* _Problem details_:
Copy the material word for word, starting with its first line and stopping after the line that contains "x-tick-label: 2046: [939, 580, 963, 594]".

* _Listed records_:
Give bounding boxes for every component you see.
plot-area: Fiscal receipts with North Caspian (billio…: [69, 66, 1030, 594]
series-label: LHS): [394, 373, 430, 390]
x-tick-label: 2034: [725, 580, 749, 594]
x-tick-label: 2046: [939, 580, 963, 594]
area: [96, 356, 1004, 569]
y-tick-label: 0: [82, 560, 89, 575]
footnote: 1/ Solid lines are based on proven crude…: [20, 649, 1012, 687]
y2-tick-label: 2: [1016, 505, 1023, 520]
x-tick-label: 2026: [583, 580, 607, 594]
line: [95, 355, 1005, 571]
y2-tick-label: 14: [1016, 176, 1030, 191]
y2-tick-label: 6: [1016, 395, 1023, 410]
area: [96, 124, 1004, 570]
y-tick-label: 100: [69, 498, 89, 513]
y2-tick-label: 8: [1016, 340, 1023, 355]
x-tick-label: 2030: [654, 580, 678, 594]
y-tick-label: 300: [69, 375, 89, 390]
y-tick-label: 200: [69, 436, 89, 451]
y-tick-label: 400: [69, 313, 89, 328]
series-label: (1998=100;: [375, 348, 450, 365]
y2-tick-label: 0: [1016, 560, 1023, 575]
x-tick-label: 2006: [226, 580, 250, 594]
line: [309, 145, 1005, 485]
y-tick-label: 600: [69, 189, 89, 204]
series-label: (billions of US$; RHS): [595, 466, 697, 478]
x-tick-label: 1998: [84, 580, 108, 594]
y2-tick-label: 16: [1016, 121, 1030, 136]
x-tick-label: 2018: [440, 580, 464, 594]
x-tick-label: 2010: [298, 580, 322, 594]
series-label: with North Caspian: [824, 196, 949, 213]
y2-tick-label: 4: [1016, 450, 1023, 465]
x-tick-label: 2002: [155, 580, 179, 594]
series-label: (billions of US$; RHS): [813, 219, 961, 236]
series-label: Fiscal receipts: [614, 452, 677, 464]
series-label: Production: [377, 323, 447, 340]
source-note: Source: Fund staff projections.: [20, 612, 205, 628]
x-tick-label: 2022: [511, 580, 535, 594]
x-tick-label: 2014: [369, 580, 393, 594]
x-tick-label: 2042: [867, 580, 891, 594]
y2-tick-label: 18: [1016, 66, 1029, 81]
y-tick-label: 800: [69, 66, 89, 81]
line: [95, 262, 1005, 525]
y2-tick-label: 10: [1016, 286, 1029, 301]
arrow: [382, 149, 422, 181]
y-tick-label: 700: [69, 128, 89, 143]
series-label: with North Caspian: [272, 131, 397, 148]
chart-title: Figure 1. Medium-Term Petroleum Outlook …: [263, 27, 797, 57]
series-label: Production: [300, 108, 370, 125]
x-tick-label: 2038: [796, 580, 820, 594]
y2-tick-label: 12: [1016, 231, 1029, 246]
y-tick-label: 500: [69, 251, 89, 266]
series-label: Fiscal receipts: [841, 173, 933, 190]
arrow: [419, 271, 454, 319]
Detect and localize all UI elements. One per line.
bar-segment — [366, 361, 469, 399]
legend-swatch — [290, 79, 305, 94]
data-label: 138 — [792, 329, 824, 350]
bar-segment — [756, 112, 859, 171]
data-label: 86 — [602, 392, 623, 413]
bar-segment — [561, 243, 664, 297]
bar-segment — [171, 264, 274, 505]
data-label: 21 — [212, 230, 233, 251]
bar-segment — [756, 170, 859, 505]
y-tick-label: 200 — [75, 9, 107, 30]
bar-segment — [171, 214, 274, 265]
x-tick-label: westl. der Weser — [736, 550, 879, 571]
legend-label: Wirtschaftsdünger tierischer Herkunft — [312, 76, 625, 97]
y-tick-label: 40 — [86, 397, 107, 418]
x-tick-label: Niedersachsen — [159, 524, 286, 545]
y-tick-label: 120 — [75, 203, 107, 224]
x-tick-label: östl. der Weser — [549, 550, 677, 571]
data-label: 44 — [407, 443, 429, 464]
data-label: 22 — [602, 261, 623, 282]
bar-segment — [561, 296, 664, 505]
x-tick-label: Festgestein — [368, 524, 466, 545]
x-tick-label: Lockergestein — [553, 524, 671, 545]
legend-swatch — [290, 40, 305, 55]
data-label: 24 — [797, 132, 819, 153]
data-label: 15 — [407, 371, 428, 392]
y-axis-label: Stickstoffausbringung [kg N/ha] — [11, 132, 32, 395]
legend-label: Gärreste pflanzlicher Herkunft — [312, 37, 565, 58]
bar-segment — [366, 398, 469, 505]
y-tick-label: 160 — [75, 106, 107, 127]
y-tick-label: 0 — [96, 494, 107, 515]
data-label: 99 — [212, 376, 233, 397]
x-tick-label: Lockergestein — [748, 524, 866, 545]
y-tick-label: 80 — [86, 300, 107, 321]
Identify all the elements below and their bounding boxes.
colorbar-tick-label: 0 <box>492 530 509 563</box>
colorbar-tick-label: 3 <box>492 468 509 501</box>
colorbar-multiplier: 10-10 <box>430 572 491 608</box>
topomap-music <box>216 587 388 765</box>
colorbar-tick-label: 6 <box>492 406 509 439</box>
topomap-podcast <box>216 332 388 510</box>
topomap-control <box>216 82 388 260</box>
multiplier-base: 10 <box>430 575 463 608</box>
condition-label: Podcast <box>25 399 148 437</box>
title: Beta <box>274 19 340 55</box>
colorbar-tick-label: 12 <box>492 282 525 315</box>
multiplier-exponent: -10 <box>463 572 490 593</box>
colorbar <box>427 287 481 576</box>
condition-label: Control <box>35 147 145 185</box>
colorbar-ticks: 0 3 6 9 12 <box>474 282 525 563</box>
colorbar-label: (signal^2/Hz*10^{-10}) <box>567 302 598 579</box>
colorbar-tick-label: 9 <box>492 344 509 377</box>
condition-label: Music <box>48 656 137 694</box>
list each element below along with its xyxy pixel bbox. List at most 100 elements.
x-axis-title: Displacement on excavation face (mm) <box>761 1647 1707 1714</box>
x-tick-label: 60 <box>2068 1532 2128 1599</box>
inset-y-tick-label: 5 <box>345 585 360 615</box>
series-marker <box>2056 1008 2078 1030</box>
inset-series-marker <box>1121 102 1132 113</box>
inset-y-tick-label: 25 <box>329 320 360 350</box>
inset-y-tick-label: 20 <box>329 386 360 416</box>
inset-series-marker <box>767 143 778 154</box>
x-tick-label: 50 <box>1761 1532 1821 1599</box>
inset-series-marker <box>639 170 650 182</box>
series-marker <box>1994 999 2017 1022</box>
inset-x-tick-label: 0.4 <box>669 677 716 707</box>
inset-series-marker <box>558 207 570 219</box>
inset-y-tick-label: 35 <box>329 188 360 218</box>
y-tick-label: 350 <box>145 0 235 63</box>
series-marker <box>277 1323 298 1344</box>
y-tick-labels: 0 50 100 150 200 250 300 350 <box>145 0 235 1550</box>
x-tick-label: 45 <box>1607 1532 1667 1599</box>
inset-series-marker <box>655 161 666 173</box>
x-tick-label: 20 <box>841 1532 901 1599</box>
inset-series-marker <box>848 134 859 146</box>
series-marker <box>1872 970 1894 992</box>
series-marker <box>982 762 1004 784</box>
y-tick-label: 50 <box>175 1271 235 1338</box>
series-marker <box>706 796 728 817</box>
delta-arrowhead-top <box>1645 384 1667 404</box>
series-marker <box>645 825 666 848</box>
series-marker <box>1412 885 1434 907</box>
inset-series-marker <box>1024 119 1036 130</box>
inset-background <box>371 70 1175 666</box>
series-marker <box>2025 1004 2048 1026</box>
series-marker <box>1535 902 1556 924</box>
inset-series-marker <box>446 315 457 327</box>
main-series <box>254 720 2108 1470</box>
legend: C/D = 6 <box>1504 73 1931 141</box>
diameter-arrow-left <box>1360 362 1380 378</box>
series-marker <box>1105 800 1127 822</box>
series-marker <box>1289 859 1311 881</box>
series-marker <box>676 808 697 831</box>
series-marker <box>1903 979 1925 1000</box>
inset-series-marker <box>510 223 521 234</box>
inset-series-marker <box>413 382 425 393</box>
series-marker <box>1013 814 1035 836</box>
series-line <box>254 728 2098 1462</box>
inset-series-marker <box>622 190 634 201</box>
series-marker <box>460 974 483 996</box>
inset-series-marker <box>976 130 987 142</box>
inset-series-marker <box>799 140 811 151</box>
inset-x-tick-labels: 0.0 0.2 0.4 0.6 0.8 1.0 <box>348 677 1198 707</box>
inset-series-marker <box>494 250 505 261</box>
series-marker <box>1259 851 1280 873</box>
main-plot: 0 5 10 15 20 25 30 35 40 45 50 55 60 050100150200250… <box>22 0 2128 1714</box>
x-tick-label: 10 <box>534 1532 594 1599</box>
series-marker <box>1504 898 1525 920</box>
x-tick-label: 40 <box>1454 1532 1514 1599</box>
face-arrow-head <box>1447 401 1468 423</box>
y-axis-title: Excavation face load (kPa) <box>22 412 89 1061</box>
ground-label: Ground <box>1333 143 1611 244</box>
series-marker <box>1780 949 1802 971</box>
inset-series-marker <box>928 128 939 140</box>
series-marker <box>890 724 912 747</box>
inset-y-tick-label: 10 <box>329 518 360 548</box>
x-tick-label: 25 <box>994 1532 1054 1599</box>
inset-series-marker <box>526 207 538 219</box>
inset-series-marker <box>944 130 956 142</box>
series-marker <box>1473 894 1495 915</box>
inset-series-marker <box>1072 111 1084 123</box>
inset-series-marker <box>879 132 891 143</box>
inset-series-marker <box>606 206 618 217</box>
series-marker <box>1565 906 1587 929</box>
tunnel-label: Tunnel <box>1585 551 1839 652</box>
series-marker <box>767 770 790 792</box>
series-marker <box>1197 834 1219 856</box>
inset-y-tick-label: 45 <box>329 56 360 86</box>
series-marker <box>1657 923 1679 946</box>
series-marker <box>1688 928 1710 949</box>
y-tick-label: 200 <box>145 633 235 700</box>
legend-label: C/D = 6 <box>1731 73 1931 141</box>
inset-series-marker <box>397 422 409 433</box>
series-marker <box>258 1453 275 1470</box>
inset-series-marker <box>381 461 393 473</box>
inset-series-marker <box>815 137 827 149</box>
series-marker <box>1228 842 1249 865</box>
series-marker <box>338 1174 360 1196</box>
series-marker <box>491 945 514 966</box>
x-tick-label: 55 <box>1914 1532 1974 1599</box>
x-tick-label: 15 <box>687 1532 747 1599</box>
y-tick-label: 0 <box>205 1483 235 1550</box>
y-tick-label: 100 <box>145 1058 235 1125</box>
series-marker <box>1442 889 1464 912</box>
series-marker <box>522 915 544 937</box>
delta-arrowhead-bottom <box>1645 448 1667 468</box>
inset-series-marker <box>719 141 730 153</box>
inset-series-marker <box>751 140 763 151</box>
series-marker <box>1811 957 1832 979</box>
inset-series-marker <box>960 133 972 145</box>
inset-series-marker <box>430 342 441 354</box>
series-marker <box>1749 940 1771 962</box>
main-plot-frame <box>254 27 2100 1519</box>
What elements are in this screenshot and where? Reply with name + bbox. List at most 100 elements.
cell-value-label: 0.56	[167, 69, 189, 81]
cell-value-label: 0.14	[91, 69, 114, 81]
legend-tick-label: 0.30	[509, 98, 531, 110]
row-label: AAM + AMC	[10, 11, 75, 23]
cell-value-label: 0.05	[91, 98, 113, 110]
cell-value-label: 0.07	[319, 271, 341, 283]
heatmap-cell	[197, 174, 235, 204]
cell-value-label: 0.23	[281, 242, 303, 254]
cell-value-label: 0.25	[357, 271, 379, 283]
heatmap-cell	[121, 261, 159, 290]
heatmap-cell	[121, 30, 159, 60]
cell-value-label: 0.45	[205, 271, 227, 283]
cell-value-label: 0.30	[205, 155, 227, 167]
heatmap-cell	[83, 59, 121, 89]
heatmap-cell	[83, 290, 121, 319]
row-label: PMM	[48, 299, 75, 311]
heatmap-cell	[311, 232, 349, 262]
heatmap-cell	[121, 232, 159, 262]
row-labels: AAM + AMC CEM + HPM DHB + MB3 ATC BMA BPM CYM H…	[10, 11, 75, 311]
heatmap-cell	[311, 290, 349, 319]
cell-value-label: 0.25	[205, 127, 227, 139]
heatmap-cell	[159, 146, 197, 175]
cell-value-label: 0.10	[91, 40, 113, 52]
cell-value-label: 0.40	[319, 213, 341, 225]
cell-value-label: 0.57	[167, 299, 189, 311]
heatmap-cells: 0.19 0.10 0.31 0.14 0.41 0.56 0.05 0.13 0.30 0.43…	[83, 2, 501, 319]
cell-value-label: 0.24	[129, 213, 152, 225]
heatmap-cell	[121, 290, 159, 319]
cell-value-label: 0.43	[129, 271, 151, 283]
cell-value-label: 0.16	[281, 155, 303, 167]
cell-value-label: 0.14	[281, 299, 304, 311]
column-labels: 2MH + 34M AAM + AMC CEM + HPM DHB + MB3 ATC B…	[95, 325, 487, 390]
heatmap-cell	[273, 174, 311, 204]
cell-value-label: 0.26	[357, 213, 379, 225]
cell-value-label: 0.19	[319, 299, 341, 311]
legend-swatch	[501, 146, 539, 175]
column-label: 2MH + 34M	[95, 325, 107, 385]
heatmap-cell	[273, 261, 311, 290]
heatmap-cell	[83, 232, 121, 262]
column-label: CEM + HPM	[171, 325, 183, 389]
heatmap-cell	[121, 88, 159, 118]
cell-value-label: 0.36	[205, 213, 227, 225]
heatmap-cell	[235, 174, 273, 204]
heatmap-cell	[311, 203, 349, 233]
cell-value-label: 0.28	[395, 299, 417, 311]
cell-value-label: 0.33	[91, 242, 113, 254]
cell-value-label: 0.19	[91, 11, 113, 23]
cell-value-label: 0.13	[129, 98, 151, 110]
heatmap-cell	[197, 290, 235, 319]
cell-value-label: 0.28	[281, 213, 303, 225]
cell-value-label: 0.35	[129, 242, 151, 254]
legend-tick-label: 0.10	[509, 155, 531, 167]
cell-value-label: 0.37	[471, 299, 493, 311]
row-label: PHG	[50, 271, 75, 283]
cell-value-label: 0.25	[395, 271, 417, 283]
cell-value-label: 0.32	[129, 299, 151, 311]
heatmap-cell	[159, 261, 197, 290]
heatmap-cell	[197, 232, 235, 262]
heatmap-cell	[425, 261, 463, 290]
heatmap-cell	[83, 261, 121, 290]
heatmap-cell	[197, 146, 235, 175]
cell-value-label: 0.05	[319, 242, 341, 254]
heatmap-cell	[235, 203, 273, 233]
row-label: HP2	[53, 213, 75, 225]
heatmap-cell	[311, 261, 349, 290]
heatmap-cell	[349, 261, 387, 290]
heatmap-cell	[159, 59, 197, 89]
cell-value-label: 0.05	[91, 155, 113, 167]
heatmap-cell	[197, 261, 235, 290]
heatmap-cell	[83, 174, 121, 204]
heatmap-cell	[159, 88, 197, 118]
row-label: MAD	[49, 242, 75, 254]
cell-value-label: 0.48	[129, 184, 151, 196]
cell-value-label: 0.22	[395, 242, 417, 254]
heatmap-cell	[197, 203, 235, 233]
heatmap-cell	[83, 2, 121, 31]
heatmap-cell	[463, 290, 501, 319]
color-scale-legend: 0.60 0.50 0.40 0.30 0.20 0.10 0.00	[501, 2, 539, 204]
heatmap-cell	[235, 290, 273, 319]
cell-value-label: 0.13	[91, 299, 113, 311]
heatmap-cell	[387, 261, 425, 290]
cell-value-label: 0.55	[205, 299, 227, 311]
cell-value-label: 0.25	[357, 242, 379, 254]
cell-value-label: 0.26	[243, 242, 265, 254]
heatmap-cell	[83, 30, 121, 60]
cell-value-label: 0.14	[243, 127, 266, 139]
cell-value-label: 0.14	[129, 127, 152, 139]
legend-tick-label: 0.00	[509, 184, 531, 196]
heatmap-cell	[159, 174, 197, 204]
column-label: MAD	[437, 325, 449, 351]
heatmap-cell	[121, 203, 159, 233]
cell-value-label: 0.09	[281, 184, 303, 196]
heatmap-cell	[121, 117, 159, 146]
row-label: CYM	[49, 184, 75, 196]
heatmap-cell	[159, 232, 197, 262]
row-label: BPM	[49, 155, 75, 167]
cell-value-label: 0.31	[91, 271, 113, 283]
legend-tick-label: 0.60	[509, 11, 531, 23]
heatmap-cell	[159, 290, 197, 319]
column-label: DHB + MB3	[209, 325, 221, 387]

* _Expected output_:
Give bounding boxes for every component you see.
plot-area: Fiscal receipts with North Caspian (billio…: [69, 66, 1030, 594]
series-label: LHS): [394, 373, 430, 390]
x-tick-label: 2034: [725, 580, 749, 594]
x-tick-label: 2046: [939, 580, 963, 594]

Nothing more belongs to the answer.